> [Task prompt]: Every record that follows must be duplicated exactly, with images left out.

— begin Materials provided —

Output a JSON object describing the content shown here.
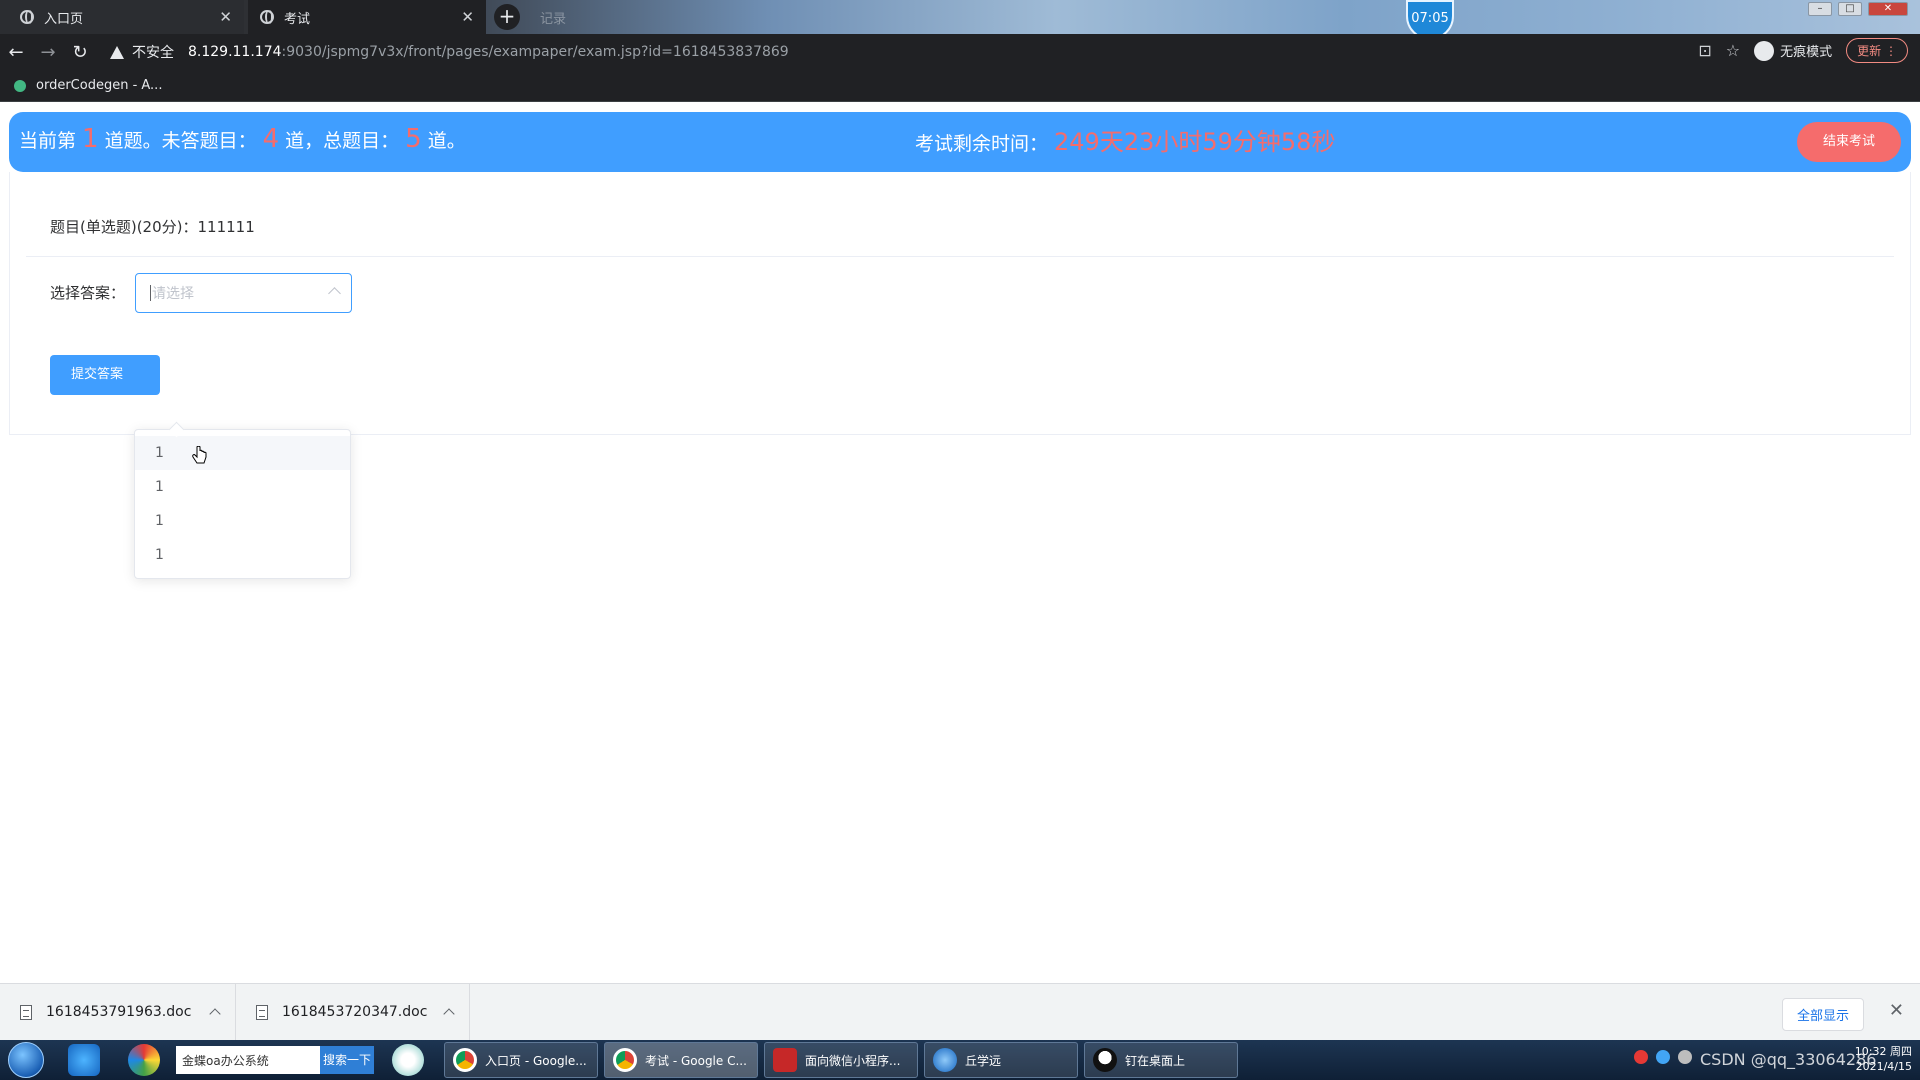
{
  "browser": {
    "tabs": [
      {
        "title": "入口页",
        "active": false
      },
      {
        "title": "考试",
        "active": true
      }
    ],
    "ghost_tab": "记录",
    "clock_bubble": "07:05",
    "window_controls": {
      "minimize": "–",
      "maximize": "□",
      "close": "✕"
    },
    "address": {
      "security_label": "不安全",
      "host": "8.129.11.174",
      "path": ":9030/jspmg7v3x/front/pages/exampaper/exam.jsp?id=1618453837869"
    },
    "incognito_label": "无痕模式",
    "update_label": "更新",
    "bookmark": "orderCodegen - A..."
  },
  "exam": {
    "current_prefix": "当前第",
    "current_number": "1",
    "current_suffix": "道题。未答题目：",
    "unanswered": "4",
    "unanswered_suffix": "道，总题目：",
    "total": "5",
    "total_suffix": "道。",
    "remaining_label": "考试剩余时间：",
    "remaining_time": "249天23小时59分钟58秒",
    "end_button": "结束考试"
  },
  "question": {
    "text": "题目(单选题)(20分)：111111",
    "answer_label": "选择答案：",
    "select_placeholder": "请选择",
    "options": [
      "1",
      "1",
      "1",
      "1"
    ],
    "submit_button": "提交答案"
  },
  "downloads": {
    "items": [
      "1618453791963.doc",
      "1618453720347.doc"
    ],
    "show_all": "全部显示"
  },
  "taskbar": {
    "search_text": "金蝶oa办公系统",
    "search_go": "搜索一下",
    "tasks": [
      {
        "label": "入口页 - Google...",
        "icon": "chrome-icon"
      },
      {
        "label": "考试 - Google C...",
        "icon": "chrome-icon"
      },
      {
        "label": "面向微信小程序...",
        "icon": "wps-icon"
      },
      {
        "label": "丘学远",
        "icon": "user-icon"
      },
      {
        "label": "钉在桌面上",
        "icon": "qq-icon"
      }
    ],
    "tray_watermark": "CSDN @qq_33064286",
    "time": "10:32 周四",
    "date": "2021/4/15"
  },
  "colors": {
    "primary": "#409eff",
    "danger": "#f56c6c"
  }
}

— end Materials provided —

> [Complete output]:
Output a JSON object describing the content shown here.
{
  "browser": {
    "tabs": [
      {
        "title": "入口页",
        "active": false
      },
      {
        "title": "考试",
        "active": true
      }
    ],
    "ghost_tab": "记录",
    "clock_bubble": "07:05",
    "window_controls": {
      "minimize": "–",
      "maximize": "□",
      "close": "✕"
    },
    "address": {
      "security_label": "不安全",
      "host": "8.129.11.174",
      "path": ":9030/jspmg7v3x/front/pages/exampaper/exam.jsp?id=1618453837869"
    },
    "incognito_label": "无痕模式",
    "update_label": "更新",
    "bookmark": "orderCodegen - A..."
  },
  "exam": {
    "current_prefix": "当前第",
    "current_number": "1",
    "current_suffix": "道题。未答题目：",
    "unanswered": "4",
    "unanswered_suffix": "道，总题目：",
    "total": "5",
    "total_suffix": "道。",
    "remaining_label": "考试剩余时间：",
    "remaining_time": "249天23小时59分钟58秒",
    "end_button": "结束考试"
  },
  "question": {
    "text": "题目(单选题)(20分)：111111",
    "answer_label": "选择答案：",
    "select_placeholder": "请选择",
    "options": [
      "1",
      "1",
      "1",
      "1"
    ],
    "submit_button": "提交答案"
  },
  "downloads": {
    "items": [
      "1618453791963.doc",
      "1618453720347.doc"
    ],
    "show_all": "全部显示"
  },
  "taskbar": {
    "search_text": "金蝶oa办公系统",
    "search_go": "搜索一下",
    "tasks": [
      {
        "label": "入口页 - Google...",
        "icon": "chrome-icon"
      },
      {
        "label": "考试 - Google C...",
        "icon": "chrome-icon"
      },
      {
        "label": "面向微信小程序...",
        "icon": "wps-icon"
      },
      {
        "label": "丘学远",
        "icon": "user-icon"
      },
      {
        "label": "钉在桌面上",
        "icon": "qq-icon"
      }
    ],
    "tray_watermark": "CSDN @qq_33064286",
    "time": "10:32 周四",
    "date": "2021/4/15"
  },
  "colors": {
    "primary": "#409eff",
    "danger": "#f56c6c"
  }
}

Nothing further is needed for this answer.